> [Task brief]:
Make an exact copy of the entries, and keep any pictures out of it.

> [Records for the exercise]:
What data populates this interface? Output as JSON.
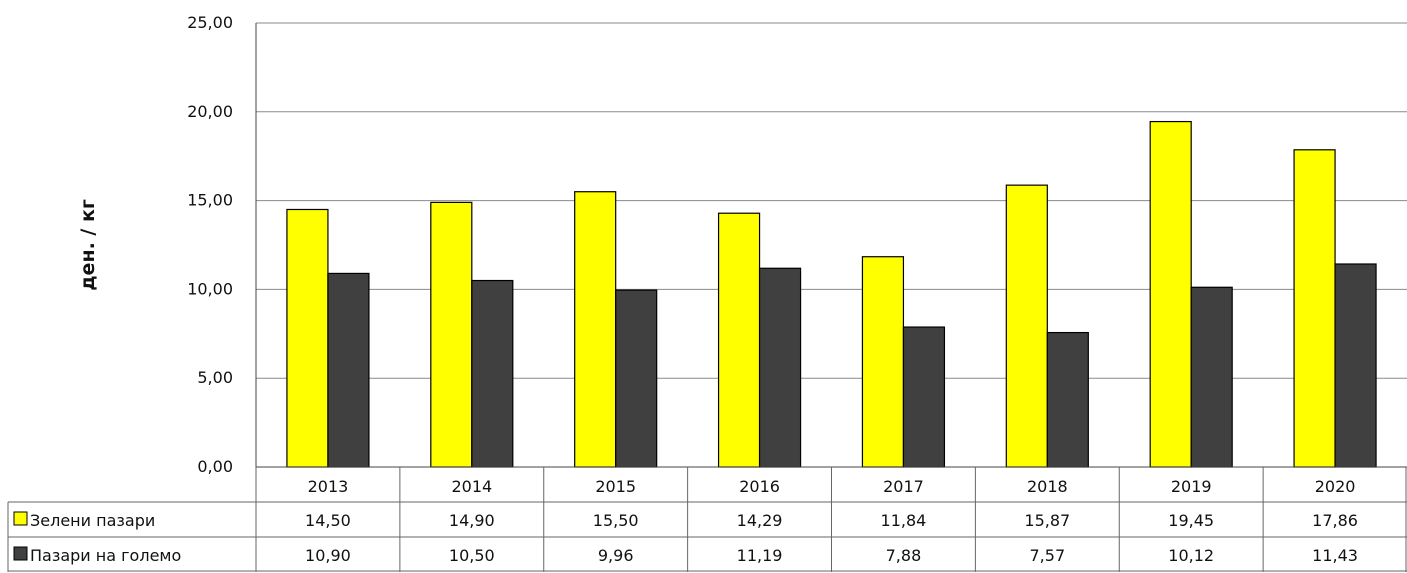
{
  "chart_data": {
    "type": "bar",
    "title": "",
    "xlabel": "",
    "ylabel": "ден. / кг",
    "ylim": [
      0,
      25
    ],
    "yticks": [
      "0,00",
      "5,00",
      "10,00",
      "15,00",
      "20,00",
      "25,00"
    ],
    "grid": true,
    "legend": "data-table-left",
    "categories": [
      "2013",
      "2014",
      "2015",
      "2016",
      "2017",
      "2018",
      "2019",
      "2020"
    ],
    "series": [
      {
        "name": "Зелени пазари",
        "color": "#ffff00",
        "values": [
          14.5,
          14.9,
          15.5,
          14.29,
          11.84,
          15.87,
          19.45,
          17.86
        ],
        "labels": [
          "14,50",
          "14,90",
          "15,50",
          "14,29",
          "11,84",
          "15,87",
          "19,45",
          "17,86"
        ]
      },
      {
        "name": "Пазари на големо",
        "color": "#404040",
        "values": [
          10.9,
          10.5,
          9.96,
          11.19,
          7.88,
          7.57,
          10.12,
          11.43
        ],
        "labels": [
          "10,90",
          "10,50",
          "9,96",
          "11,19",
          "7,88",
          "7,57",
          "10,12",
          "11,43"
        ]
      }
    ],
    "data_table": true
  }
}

> [Response]:
What data populates this interface? Output as JSON.
{
  "chart_data": {
    "type": "bar",
    "title": "",
    "xlabel": "",
    "ylabel": "ден. / кг",
    "ylim": [
      0,
      25
    ],
    "yticks": [
      "0,00",
      "5,00",
      "10,00",
      "15,00",
      "20,00",
      "25,00"
    ],
    "grid": true,
    "legend": "data-table-left",
    "categories": [
      "2013",
      "2014",
      "2015",
      "2016",
      "2017",
      "2018",
      "2019",
      "2020"
    ],
    "series": [
      {
        "name": "Зелени пазари",
        "color": "#ffff00",
        "values": [
          14.5,
          14.9,
          15.5,
          14.29,
          11.84,
          15.87,
          19.45,
          17.86
        ],
        "labels": [
          "14,50",
          "14,90",
          "15,50",
          "14,29",
          "11,84",
          "15,87",
          "19,45",
          "17,86"
        ]
      },
      {
        "name": "Пазари на големо",
        "color": "#404040",
        "values": [
          10.9,
          10.5,
          9.96,
          11.19,
          7.88,
          7.57,
          10.12,
          11.43
        ],
        "labels": [
          "10,90",
          "10,50",
          "9,96",
          "11,19",
          "7,88",
          "7,57",
          "10,12",
          "11,43"
        ]
      }
    ],
    "data_table": true
  }
}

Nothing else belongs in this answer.